### [Stated problem]
Copy nothing before the line that contains "Serialize everything readable"; from there, transcribe each line exactly through the end of the material, omitting pictures.

########

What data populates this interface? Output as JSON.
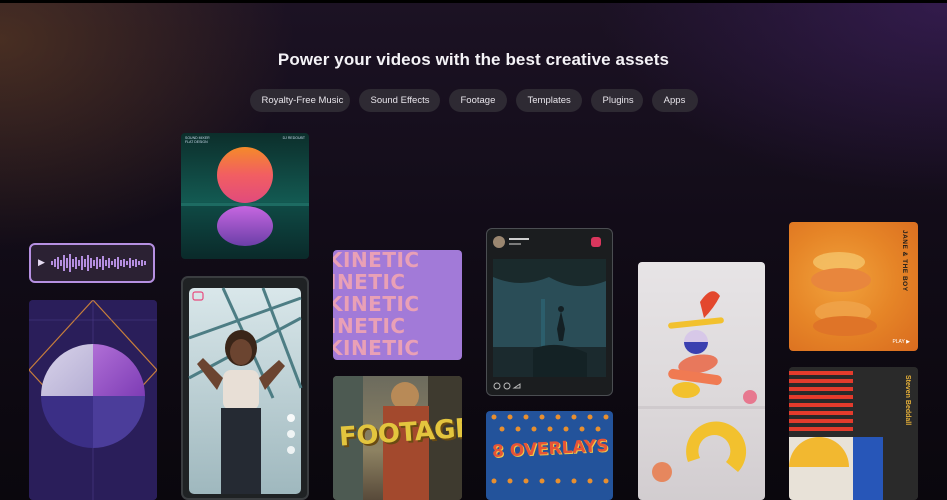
{
  "hero": {
    "headline": "Power your videos with the best creative assets"
  },
  "categories": [
    {
      "label": "Royalty-Free Music"
    },
    {
      "label": "Sound Effects"
    },
    {
      "label": "Footage"
    },
    {
      "label": "Templates"
    },
    {
      "label": "Plugins"
    },
    {
      "label": "Apps"
    }
  ],
  "cards": {
    "album_caption_left": "SOUND MIXER\nFLAT DESIGN",
    "album_caption_right": "DJ REDOUBT",
    "kinetic_text": "KINETIC",
    "footage_text": "FOOTAGE",
    "overlays_text": "8 OVERLAYS",
    "lips_title": "JANE & THE BOY",
    "lips_play": "PLAY ▶",
    "poster_name": "Steven Beddall"
  },
  "colors": {
    "accent": "#b690e2",
    "chip_bg": "#2e2a33",
    "page_bg": "#0b0710"
  },
  "icons": [
    "play-icon",
    "waveform-icon",
    "instagram-icon",
    "heart-icon",
    "comment-icon",
    "share-icon"
  ]
}
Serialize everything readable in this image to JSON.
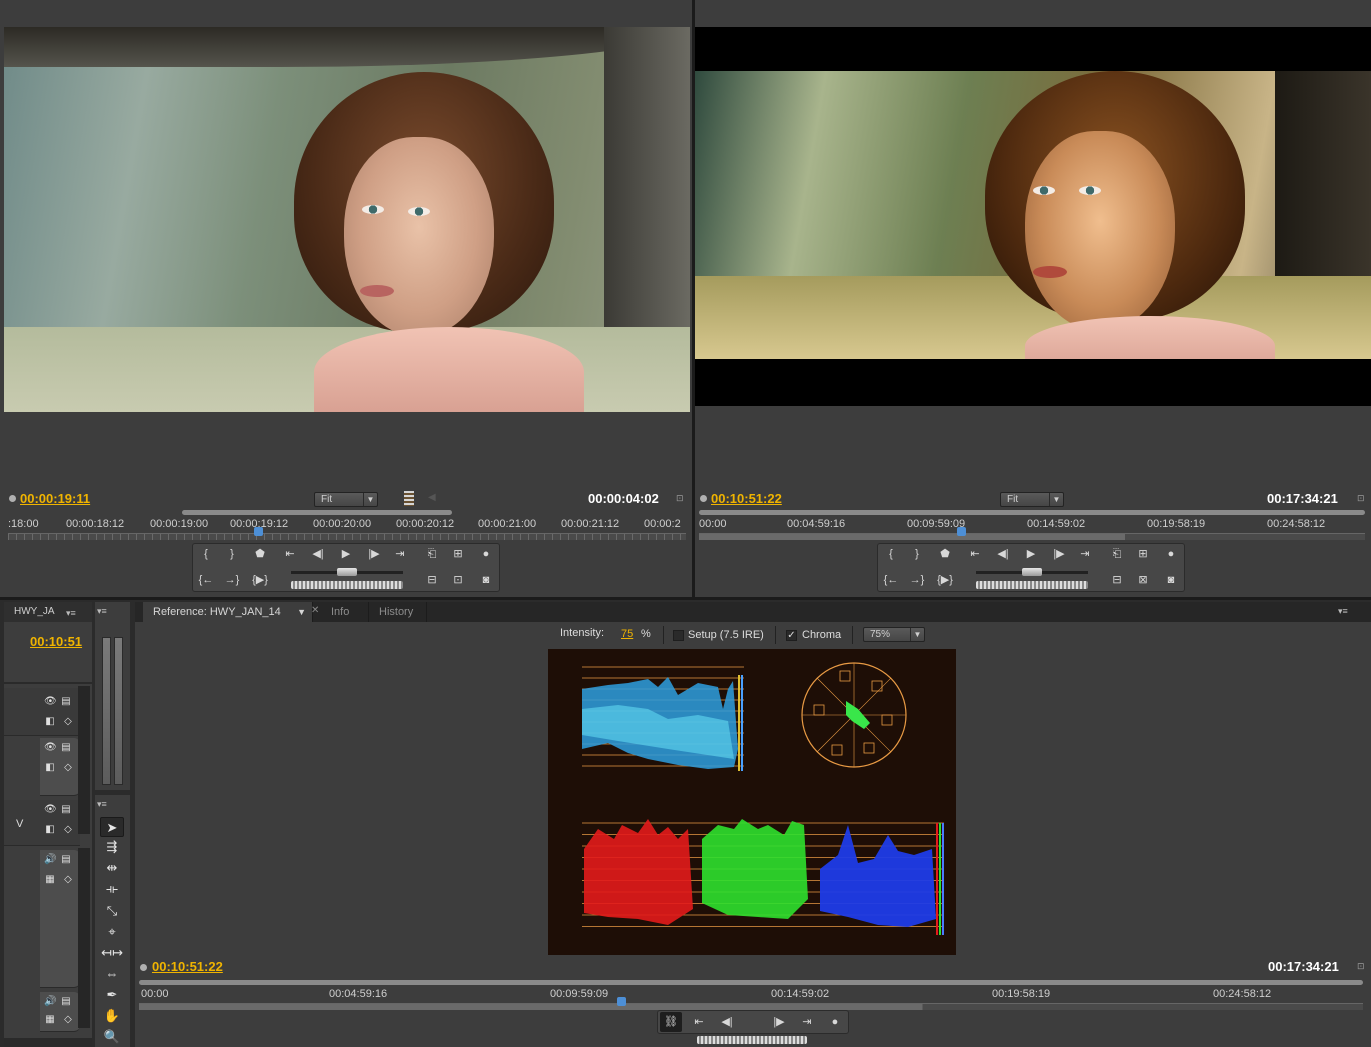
{
  "colors": {
    "accent_timecode": "#f0b400",
    "playhead": "#4d8fd6",
    "scope_bg": "#1e0e06",
    "scope_grid": "#e89a44",
    "luma_wave": "#37c8f0",
    "red_wave": "#e21b1b",
    "green_wave": "#2ee02e",
    "blue_wave": "#1f3ce8"
  },
  "source_monitor": {
    "current_timecode": "00:00:19:11",
    "duration": "00:00:04:02",
    "zoom_label": "Fit",
    "ruler_labels": [
      ":18:00",
      "00:00:18:12",
      "00:00:19:00",
      "00:00:19:12",
      "00:00:20:00",
      "00:00:20:12",
      "00:00:21:00",
      "00:00:21:12",
      "00:00:2"
    ],
    "icons": [
      "drag-video-only-icon",
      "drag-audio-only-icon"
    ]
  },
  "program_monitor": {
    "current_timecode": "00:10:51:22",
    "duration": "00:17:34:21",
    "zoom_label": "Fit",
    "ruler_labels": [
      "00:00",
      "00:04:59:16",
      "00:09:59:09",
      "00:14:59:02",
      "00:19:58:19",
      "00:24:58:12"
    ]
  },
  "timeline": {
    "tab_label": "HWY_JA",
    "timecode": "00:10:51",
    "track_label_v": "V"
  },
  "reference_monitor": {
    "tabs": [
      "Reference: HWY_JAN_14",
      "Info",
      "History"
    ],
    "intensity_label": "Intensity:",
    "intensity_value": "75",
    "intensity_unit": "%",
    "setup_label": "Setup (7.5 IRE)",
    "setup_checked": false,
    "chroma_label": "Chroma",
    "chroma_checked": true,
    "scope_zoom": "75%",
    "current_timecode": "00:10:51:22",
    "duration": "00:17:34:21",
    "ruler_labels": [
      "00:00",
      "00:04:59:16",
      "00:09:59:09",
      "00:14:59:02",
      "00:19:58:19",
      "00:24:58:12"
    ]
  }
}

########

### [Finished task]
Serialize everything readable in this image to JSON.
{
  "colors": {
    "accent_timecode": "#f0b400",
    "playhead": "#4d8fd6",
    "scope_bg": "#1e0e06",
    "scope_grid": "#e89a44",
    "luma_wave": "#37c8f0",
    "red_wave": "#e21b1b",
    "green_wave": "#2ee02e",
    "blue_wave": "#1f3ce8"
  },
  "source_monitor": {
    "current_timecode": "00:00:19:11",
    "duration": "00:00:04:02",
    "zoom_label": "Fit",
    "ruler_labels": [
      ":18:00",
      "00:00:18:12",
      "00:00:19:00",
      "00:00:19:12",
      "00:00:20:00",
      "00:00:20:12",
      "00:00:21:00",
      "00:00:21:12",
      "00:00:2"
    ],
    "icons": [
      "drag-video-only-icon",
      "drag-audio-only-icon"
    ]
  },
  "program_monitor": {
    "current_timecode": "00:10:51:22",
    "duration": "00:17:34:21",
    "zoom_label": "Fit",
    "ruler_labels": [
      "00:00",
      "00:04:59:16",
      "00:09:59:09",
      "00:14:59:02",
      "00:19:58:19",
      "00:24:58:12"
    ]
  },
  "timeline": {
    "tab_label": "HWY_JA",
    "timecode": "00:10:51",
    "track_label_v": "V"
  },
  "reference_monitor": {
    "tabs": [
      "Reference: HWY_JAN_14",
      "Info",
      "History"
    ],
    "intensity_label": "Intensity:",
    "intensity_value": "75",
    "intensity_unit": "%",
    "setup_label": "Setup (7.5 IRE)",
    "setup_checked": false,
    "chroma_label": "Chroma",
    "chroma_checked": true,
    "scope_zoom": "75%",
    "current_timecode": "00:10:51:22",
    "duration": "00:17:34:21",
    "ruler_labels": [
      "00:00",
      "00:04:59:16",
      "00:09:59:09",
      "00:14:59:02",
      "00:19:58:19",
      "00:24:58:12"
    ]
  }
}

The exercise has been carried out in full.